WHAT IS BEING ASKED: Copy all lines that contain the word "Arabia".

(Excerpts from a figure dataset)
★ ★ ★ ★
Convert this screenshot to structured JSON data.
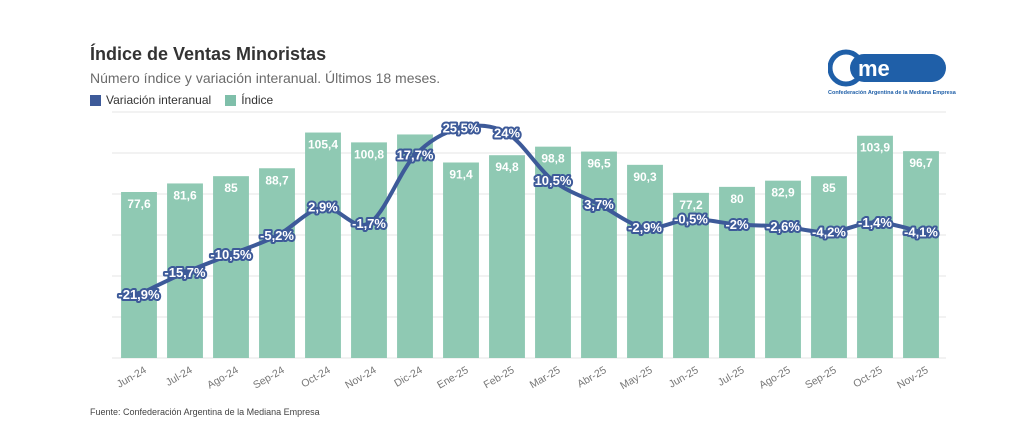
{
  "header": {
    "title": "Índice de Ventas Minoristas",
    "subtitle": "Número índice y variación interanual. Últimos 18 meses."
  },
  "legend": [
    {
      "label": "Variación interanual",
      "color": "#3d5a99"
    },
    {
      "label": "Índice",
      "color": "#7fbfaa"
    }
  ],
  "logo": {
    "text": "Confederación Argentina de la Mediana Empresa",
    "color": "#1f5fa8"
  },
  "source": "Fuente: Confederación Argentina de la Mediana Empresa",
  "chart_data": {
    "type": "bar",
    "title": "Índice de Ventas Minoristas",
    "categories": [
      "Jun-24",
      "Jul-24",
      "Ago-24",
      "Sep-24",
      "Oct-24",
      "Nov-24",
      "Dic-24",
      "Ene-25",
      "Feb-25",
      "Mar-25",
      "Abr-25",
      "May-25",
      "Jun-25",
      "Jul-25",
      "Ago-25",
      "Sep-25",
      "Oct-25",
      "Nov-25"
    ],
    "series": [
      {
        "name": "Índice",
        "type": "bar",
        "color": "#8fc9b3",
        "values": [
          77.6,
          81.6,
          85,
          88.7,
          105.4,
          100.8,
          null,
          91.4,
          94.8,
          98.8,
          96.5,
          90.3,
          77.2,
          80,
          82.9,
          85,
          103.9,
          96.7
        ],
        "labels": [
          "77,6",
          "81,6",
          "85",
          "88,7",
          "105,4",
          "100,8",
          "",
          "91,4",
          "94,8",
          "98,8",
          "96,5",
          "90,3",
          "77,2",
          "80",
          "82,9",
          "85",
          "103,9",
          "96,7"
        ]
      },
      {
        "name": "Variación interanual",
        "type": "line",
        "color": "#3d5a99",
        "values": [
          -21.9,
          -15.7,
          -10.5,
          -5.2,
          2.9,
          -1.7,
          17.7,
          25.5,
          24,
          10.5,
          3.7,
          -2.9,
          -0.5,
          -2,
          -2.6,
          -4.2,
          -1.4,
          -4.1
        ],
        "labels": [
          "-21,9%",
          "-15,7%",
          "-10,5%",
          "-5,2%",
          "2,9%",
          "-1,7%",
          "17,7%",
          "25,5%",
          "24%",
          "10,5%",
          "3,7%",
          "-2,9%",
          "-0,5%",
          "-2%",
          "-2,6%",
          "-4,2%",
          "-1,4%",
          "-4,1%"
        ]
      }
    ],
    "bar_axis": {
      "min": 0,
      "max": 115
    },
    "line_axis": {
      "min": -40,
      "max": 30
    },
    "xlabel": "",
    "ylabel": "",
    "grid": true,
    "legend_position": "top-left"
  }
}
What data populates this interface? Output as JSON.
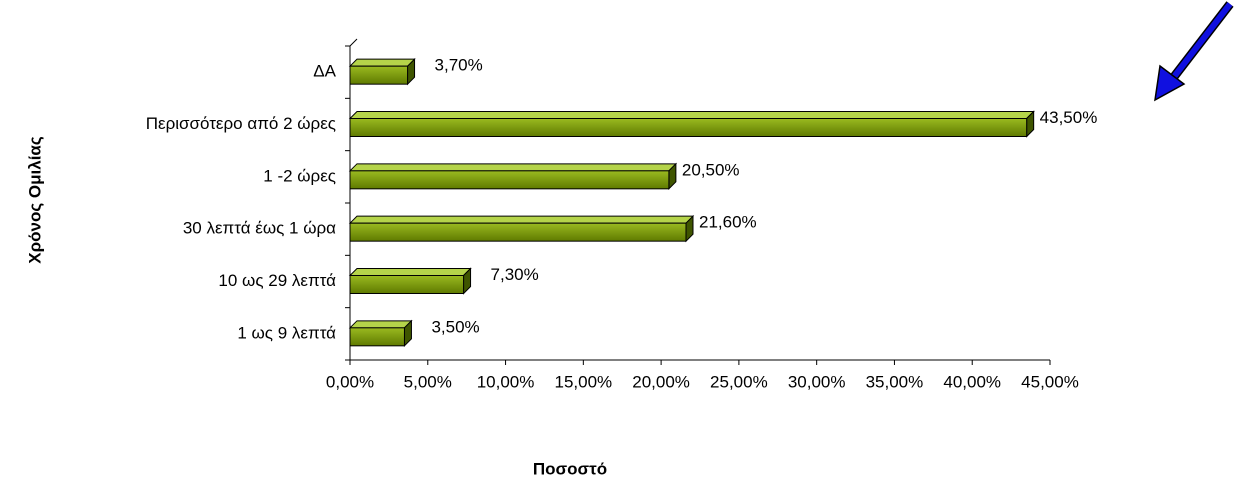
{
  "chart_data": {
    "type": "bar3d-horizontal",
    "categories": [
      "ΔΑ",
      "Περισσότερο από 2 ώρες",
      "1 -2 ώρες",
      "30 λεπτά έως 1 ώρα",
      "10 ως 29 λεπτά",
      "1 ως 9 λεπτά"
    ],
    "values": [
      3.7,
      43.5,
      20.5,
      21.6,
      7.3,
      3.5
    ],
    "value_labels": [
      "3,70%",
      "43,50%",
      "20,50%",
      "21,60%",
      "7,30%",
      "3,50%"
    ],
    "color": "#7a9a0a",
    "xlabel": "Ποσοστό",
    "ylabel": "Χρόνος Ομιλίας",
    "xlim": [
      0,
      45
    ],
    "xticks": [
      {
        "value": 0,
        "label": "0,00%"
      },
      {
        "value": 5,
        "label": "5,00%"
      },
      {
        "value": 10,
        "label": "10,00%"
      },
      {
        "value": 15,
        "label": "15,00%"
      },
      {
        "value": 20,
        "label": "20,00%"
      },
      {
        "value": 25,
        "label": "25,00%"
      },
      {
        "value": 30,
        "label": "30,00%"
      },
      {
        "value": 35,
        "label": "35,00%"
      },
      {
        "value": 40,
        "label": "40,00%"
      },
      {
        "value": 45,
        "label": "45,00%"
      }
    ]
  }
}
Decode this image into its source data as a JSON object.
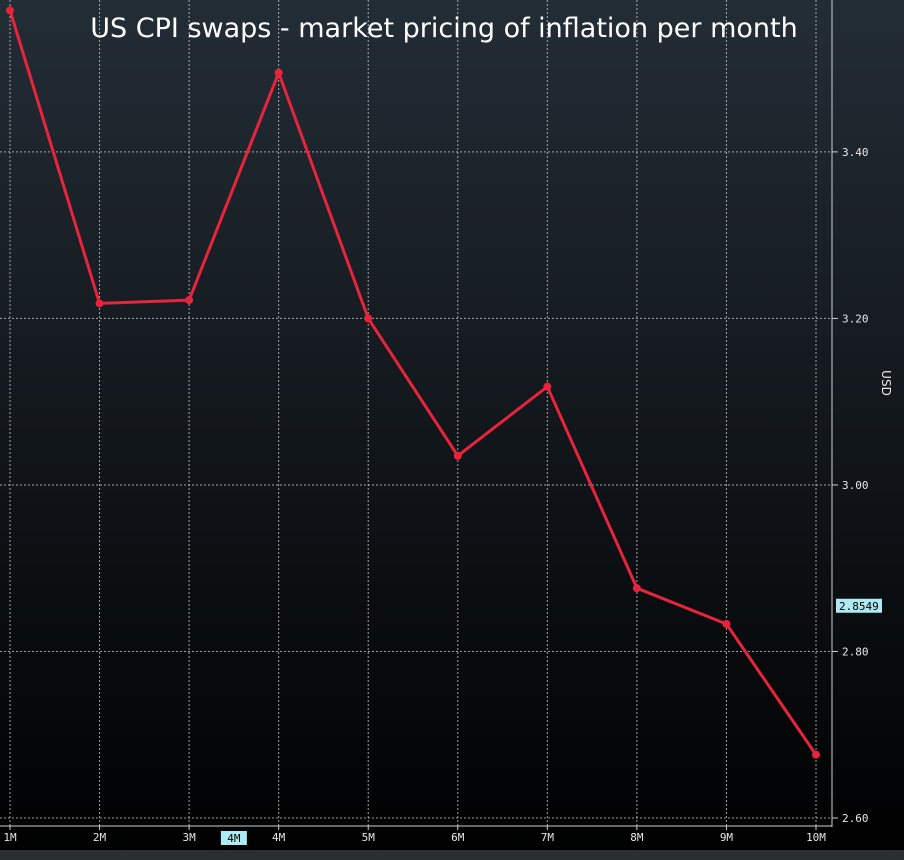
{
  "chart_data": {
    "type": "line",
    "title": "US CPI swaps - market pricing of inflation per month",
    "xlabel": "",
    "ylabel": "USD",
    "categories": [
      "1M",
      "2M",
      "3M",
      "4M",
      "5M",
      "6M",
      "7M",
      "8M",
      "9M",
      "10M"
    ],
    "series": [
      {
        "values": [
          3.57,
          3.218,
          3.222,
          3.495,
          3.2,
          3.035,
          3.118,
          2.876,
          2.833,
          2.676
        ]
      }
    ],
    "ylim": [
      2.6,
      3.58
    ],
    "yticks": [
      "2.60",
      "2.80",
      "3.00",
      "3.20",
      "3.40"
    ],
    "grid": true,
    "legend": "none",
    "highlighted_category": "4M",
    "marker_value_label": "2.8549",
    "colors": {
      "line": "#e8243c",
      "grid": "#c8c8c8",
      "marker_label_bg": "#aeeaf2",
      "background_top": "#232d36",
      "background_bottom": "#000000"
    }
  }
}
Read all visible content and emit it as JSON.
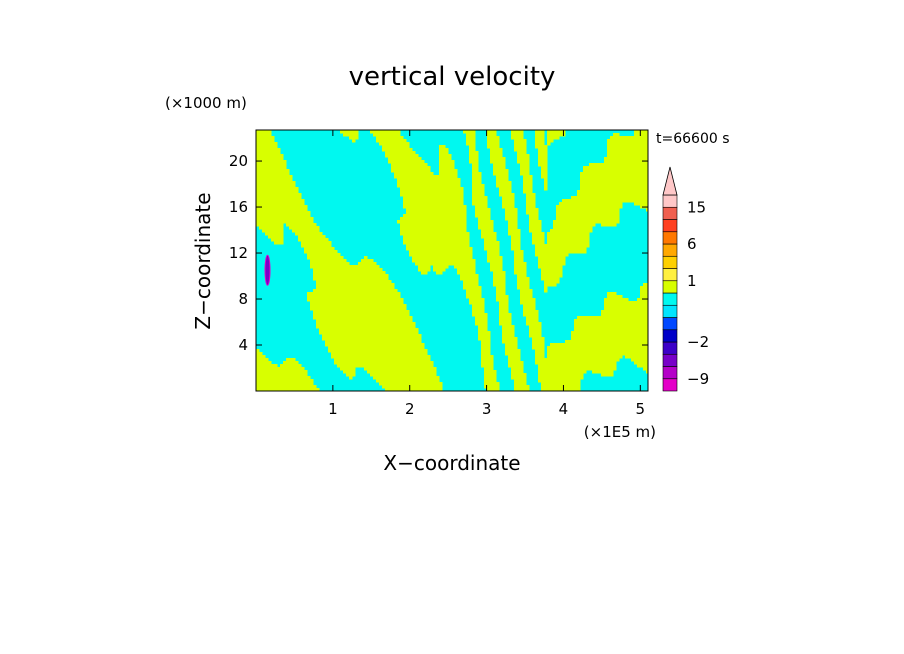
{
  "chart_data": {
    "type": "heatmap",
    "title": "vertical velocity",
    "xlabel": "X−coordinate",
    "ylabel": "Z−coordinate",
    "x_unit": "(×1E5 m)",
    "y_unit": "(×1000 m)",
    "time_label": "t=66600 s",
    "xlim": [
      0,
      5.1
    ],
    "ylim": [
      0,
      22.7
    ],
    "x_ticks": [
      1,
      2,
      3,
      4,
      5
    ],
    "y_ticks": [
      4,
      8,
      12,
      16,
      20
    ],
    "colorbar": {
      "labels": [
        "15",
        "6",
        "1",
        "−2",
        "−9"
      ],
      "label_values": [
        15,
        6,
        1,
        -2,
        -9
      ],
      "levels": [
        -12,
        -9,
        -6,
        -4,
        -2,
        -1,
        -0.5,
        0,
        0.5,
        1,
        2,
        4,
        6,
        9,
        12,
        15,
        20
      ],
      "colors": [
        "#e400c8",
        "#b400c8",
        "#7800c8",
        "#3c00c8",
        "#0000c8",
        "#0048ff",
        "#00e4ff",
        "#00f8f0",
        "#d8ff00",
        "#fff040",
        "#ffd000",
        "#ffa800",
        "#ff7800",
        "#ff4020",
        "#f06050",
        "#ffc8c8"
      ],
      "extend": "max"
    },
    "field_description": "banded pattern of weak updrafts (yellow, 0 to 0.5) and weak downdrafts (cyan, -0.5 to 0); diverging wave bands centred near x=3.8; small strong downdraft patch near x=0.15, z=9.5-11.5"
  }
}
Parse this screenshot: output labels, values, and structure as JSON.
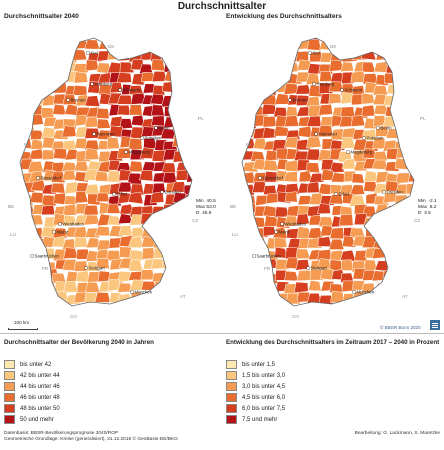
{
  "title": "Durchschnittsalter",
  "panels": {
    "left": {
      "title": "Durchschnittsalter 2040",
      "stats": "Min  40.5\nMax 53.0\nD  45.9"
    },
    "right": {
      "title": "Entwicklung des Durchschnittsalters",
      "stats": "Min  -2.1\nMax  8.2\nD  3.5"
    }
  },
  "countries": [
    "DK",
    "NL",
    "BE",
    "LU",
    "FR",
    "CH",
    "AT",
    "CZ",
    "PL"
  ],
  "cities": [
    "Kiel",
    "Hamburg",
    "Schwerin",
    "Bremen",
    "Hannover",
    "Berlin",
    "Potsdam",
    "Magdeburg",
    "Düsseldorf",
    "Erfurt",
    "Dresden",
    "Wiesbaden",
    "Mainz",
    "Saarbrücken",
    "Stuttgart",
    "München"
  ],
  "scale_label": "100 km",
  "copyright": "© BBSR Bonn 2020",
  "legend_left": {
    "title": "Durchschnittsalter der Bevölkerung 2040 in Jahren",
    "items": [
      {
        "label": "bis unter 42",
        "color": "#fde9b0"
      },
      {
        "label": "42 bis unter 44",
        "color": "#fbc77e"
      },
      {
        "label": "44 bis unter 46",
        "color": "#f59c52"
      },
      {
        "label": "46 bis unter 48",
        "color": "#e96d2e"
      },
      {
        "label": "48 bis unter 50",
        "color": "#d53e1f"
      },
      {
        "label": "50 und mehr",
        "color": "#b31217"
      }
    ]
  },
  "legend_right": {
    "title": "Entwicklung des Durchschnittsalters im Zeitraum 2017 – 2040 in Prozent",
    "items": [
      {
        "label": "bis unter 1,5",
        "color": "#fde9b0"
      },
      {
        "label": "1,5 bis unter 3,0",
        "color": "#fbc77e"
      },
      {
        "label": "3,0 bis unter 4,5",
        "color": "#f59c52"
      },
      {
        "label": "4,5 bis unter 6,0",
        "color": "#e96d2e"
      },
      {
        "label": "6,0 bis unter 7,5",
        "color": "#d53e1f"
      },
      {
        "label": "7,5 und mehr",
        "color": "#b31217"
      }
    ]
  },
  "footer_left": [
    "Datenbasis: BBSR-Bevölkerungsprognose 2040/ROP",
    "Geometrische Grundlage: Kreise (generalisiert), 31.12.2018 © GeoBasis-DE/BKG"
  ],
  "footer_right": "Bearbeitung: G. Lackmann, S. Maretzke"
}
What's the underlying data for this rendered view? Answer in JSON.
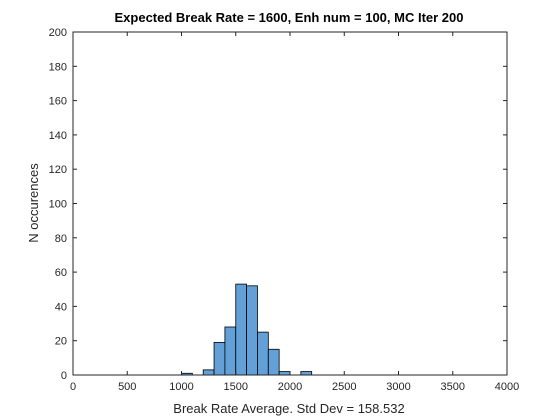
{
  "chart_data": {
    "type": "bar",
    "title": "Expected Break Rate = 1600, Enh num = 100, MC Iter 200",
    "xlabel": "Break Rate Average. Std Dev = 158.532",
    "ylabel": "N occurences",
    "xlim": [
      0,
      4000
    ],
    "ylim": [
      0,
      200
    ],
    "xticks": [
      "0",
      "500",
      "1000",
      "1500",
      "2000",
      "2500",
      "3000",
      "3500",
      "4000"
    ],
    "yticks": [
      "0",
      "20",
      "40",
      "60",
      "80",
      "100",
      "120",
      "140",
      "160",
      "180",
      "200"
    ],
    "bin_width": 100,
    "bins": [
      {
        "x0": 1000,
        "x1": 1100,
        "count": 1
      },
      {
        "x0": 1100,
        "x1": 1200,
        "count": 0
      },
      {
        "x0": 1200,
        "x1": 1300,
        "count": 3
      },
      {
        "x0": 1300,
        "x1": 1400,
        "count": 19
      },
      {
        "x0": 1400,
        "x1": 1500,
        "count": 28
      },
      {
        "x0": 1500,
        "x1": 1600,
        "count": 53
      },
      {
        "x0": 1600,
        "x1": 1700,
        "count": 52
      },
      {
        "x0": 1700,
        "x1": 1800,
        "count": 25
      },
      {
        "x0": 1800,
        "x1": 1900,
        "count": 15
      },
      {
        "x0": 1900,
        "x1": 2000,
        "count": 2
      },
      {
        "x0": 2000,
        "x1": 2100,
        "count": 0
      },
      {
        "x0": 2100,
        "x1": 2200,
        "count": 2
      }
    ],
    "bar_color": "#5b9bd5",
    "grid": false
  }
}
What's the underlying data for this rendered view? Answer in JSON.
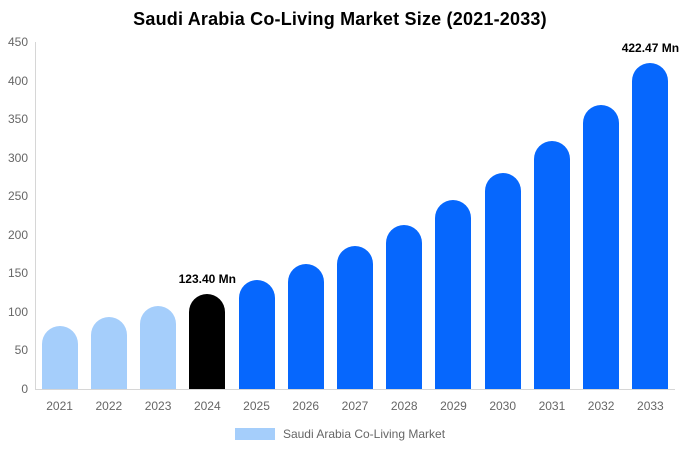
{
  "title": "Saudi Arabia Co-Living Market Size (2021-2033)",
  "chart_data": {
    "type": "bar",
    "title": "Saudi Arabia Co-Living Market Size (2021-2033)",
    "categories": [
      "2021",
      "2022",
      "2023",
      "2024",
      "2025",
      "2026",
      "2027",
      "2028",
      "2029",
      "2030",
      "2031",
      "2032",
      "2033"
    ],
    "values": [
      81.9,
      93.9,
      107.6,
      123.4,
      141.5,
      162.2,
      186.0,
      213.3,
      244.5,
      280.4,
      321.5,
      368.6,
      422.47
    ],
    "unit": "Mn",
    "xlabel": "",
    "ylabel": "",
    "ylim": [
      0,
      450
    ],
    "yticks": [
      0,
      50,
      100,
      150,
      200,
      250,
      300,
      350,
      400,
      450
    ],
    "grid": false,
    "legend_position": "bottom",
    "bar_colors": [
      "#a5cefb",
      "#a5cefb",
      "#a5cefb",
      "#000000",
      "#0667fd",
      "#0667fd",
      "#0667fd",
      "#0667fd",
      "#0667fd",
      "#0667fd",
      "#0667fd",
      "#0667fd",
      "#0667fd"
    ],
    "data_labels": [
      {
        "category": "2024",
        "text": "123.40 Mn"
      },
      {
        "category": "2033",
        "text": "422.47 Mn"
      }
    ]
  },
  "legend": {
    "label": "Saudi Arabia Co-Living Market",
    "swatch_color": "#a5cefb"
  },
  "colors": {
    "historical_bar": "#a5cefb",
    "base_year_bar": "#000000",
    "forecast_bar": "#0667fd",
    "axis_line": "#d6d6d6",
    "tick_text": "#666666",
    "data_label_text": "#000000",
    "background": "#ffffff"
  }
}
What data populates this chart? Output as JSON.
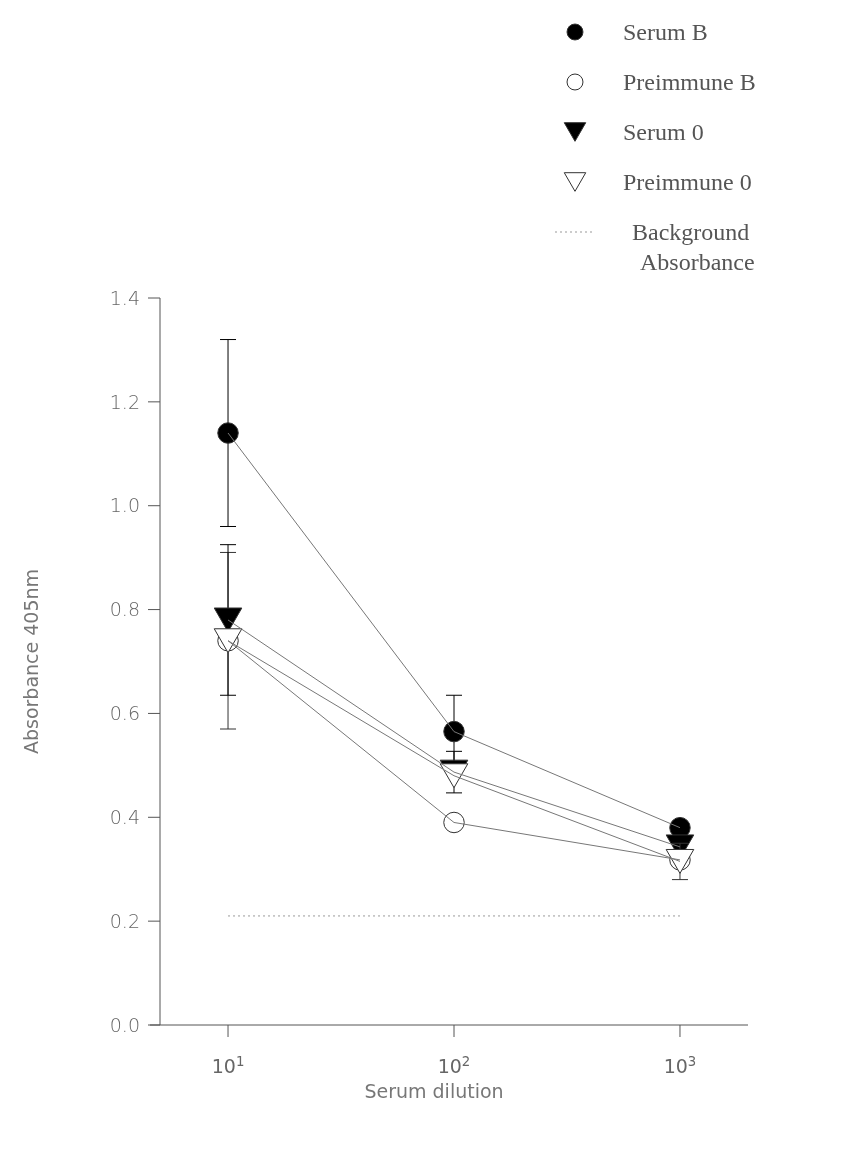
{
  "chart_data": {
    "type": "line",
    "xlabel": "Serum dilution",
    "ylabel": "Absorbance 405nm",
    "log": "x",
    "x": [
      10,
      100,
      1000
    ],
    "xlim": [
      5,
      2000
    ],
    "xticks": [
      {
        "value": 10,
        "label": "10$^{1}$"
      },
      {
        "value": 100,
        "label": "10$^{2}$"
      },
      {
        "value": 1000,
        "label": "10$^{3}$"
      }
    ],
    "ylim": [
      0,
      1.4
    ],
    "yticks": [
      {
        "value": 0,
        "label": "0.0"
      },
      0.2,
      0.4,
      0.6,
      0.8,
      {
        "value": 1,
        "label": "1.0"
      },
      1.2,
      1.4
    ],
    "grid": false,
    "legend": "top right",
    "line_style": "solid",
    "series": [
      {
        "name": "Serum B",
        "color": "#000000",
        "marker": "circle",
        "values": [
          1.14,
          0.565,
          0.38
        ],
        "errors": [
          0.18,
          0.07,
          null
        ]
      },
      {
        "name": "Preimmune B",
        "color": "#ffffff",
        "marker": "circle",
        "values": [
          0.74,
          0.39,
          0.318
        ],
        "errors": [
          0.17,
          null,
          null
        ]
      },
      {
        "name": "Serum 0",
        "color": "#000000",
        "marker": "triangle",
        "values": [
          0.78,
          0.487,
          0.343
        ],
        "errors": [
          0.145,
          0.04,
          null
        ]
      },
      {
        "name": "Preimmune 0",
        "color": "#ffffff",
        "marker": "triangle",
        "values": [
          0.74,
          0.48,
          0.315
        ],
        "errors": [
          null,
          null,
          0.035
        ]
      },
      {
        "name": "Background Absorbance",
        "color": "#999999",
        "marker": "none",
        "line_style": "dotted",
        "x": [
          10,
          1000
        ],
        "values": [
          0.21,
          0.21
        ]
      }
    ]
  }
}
★ ★ ★ ★
EXERCISE OUTPUT:
  "title": "Saudi Arabia Co-Living Market Size (2021-2033)",
    "title": "Saudi Arabia Co-Living Market Size (2021-2033)",
    "label": "Saudi Arabia Co-Living Market",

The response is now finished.